<<<<

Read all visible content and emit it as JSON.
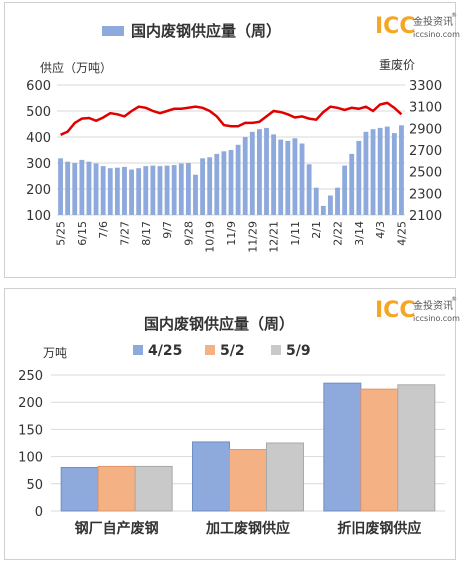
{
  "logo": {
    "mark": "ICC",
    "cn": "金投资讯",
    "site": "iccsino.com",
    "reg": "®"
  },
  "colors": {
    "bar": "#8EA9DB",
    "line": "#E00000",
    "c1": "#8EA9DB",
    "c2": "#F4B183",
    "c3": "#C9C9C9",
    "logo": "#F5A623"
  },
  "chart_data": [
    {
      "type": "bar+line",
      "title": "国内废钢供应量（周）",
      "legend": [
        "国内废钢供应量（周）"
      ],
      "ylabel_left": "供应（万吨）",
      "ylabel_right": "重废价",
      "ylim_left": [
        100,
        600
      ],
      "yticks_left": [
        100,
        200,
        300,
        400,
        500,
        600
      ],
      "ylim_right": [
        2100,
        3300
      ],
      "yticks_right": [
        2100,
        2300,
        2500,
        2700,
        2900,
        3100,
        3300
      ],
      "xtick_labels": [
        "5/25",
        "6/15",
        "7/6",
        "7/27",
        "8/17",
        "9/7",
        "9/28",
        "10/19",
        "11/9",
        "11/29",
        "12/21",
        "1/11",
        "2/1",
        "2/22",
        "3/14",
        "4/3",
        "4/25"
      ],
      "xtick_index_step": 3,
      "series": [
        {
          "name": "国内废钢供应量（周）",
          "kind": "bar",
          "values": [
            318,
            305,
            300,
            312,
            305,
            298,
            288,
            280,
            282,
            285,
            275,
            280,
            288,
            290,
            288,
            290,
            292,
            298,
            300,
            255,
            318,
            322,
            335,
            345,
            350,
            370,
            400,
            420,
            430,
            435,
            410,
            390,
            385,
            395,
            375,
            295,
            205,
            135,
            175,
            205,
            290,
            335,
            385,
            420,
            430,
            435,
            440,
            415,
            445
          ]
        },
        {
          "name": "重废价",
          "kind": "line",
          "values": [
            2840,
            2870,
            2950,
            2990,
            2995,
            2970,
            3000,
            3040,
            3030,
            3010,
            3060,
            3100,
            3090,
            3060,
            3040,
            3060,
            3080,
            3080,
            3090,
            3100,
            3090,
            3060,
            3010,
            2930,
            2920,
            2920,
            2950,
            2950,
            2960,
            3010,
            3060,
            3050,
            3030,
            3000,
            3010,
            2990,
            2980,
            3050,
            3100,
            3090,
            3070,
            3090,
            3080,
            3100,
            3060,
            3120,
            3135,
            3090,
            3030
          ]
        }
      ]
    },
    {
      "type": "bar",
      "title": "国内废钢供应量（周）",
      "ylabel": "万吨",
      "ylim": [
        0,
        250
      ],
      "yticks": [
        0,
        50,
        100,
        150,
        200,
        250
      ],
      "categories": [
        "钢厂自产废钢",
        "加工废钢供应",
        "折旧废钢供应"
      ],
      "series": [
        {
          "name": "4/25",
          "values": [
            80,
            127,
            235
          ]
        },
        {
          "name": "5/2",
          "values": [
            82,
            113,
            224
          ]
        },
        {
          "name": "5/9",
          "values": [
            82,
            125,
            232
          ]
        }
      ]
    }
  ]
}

>>>>

> Directions: Locate the lines above that hold the word "国内废钢供应量". Show every one of them.

> Result below:
      "title": "国内废钢供应量（周）",
        "国内废钢供应量（周）"
          "name": "国内废钢供应量（周）",
      "title": "国内废钢供应量（周）",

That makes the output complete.